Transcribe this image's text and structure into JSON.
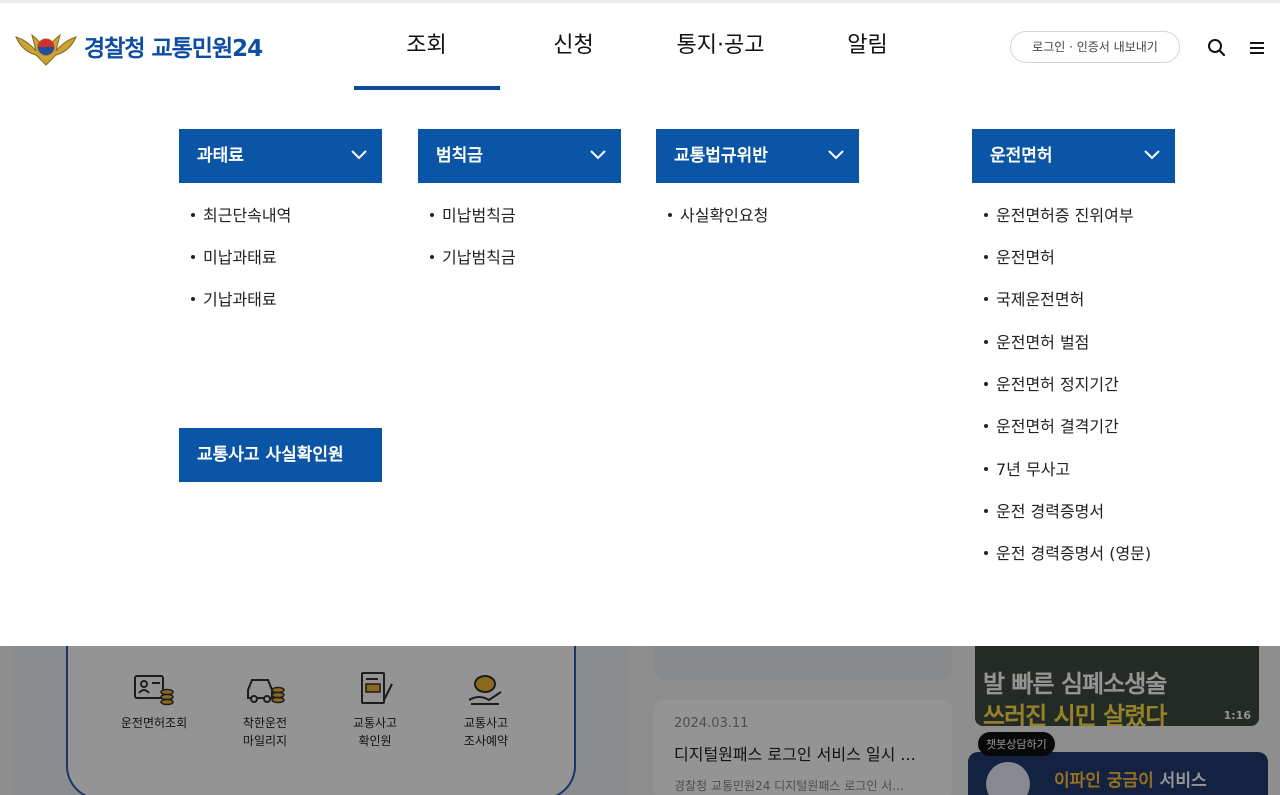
{
  "header": {
    "logo_text": "경찰청 교통민원24",
    "nav": [
      "조회",
      "신청",
      "통지·공고",
      "알림"
    ],
    "login_label": "로그인 · 인증서 내보내기"
  },
  "menu": {
    "columns": [
      {
        "title": "과태료",
        "items": [
          "최근단속내역",
          "미납과태료",
          "기납과태료"
        ]
      },
      {
        "title": "범칙금",
        "items": [
          "미납범칙금",
          "기납범칙금"
        ]
      },
      {
        "title": "교통법규위반",
        "items": [
          "사실확인요청"
        ]
      },
      {
        "title": "운전면허",
        "items": [
          "운전면허증 진위여부",
          "운전면허",
          "국제운전면허",
          "운전면허 벌점",
          "운전면허 정지기간",
          "운전면허 결격기간",
          "7년 무사고",
          "운전 경력증명서",
          "운전 경력증명서 (영문)"
        ]
      }
    ],
    "accident_button": "교통사고 사실확인원"
  },
  "background": {
    "quick_menu": [
      {
        "line1": "운전면허조회",
        "line2": ""
      },
      {
        "line1": "착한운전",
        "line2": "마일리지"
      },
      {
        "line1": "교통사고",
        "line2": "확인원"
      },
      {
        "line1": "교통사고",
        "line2": "조사예약"
      }
    ],
    "notice": {
      "date": "2024.03.11",
      "title": "디지털원패스 로그인 서비스 일시 ...",
      "desc": "경찰청 교통민원24  디지털원패스 로그인 서..."
    },
    "video": {
      "caption1": "발 빠른 심폐소생술",
      "caption2": "쓰러진 시민 살렸다",
      "duration": "1:16"
    },
    "chatbot": {
      "tooltip": "챗봇상담하기",
      "name": "이파인 궁금이",
      "suffix": " 서비스"
    }
  },
  "colors": {
    "brand": "#0a55a6",
    "nav_active": "#0a4b9e",
    "logo": "#0e4da2"
  }
}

■ ■ ■ ■

WHAT TO WORK ON: Every line is to be duplicated exactly, though pictures stay out.

SOLUTION BELOW:
Transcribe this image's text and structure into JSON.
{
  "header": {
    "logo_text": "경찰청 교통민원24",
    "nav": [
      "조회",
      "신청",
      "통지·공고",
      "알림"
    ],
    "login_label": "로그인 · 인증서 내보내기"
  },
  "menu": {
    "columns": [
      {
        "title": "과태료",
        "items": [
          "최근단속내역",
          "미납과태료",
          "기납과태료"
        ]
      },
      {
        "title": "범칙금",
        "items": [
          "미납범칙금",
          "기납범칙금"
        ]
      },
      {
        "title": "교통법규위반",
        "items": [
          "사실확인요청"
        ]
      },
      {
        "title": "운전면허",
        "items": [
          "운전면허증 진위여부",
          "운전면허",
          "국제운전면허",
          "운전면허 벌점",
          "운전면허 정지기간",
          "운전면허 결격기간",
          "7년 무사고",
          "운전 경력증명서",
          "운전 경력증명서 (영문)"
        ]
      }
    ],
    "accident_button": "교통사고 사실확인원"
  },
  "background": {
    "quick_menu": [
      {
        "line1": "운전면허조회",
        "line2": ""
      },
      {
        "line1": "착한운전",
        "line2": "마일리지"
      },
      {
        "line1": "교통사고",
        "line2": "확인원"
      },
      {
        "line1": "교통사고",
        "line2": "조사예약"
      }
    ],
    "notice": {
      "date": "2024.03.11",
      "title": "디지털원패스 로그인 서비스 일시 ...",
      "desc": "경찰청 교통민원24  디지털원패스 로그인 서..."
    },
    "video": {
      "caption1": "발 빠른 심폐소생술",
      "caption2": "쓰러진 시민 살렸다",
      "duration": "1:16"
    },
    "chatbot": {
      "tooltip": "챗봇상담하기",
      "name": "이파인 궁금이",
      "suffix": " 서비스"
    }
  },
  "colors": {
    "brand": "#0a55a6",
    "nav_active": "#0a4b9e",
    "logo": "#0e4da2"
  }
}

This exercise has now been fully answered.